--- Start Text passage ---

This paper considers the effect of excessive total pressure losses for heat transfer problems in fluid flows with a high circumferential swirl component. At RWTH Aachen University, a novel gas generator concept is under research. This design avoids some disadvantages of small gas turbines and uses a rotating combustion chamber. During the predesign of the rotating combustion chamber using computational fluid dynamics (CFD) tools, unexpected high total pressure losses were detected. To analyze this unknown phenomenon, a gas–dynamic model of the rotating combustion chamber has been developed to explain the unexpected high Rayleigh pressure losses. The derivation of the gas–dynamic model, the physical phenomenon related to the high total pressure losses in high-swirl combustion, the influencing factors, as well as thermodynamic interpretation of the Rayleigh pressure losses, are presented in this paper. In addition, the CFD results are validated by the gas–dynamic model derived. The results presented here are of possible interest for a wide range of applications, since these fundamental findings can be transferred to all heat transfer problems in fluid flows with a high circumferential swirl component.

--- End Text passage ---
--- Start Collected material ---

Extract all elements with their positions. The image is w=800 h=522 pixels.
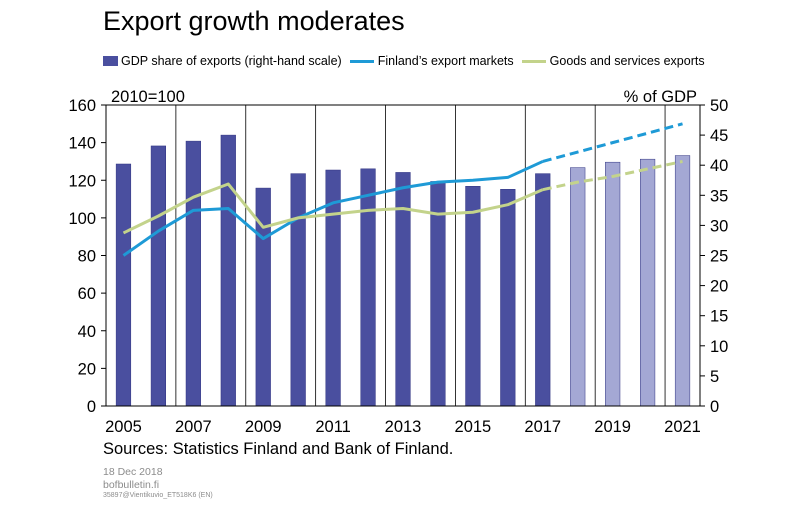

--- End Collected material ---

Exercise set:
• A. In the abstract on the rotating combustion chamber, what was detected when CFD tools were used during the chamber's predesign?
• B. Write what comes next in the abstract on the rotating combustion chamber, picking up after its final sentence.

Written responses:
• A. Unexpectedly high total pressure losses.

• B.
Advanced Rayleigh Pressure Loss Model for High-Swirl Combustion in a Rotating Combustion Chamber
Contributed by the Combustion and Fuels Committee of ASME for publication in the JOURNAL OF ENGINEERING FOR GAS TURBINES AND POWER. Manuscript received July 14, 2015; final manuscript received July 24, 2015; published online September 1, 2015. Editor: David Wisler.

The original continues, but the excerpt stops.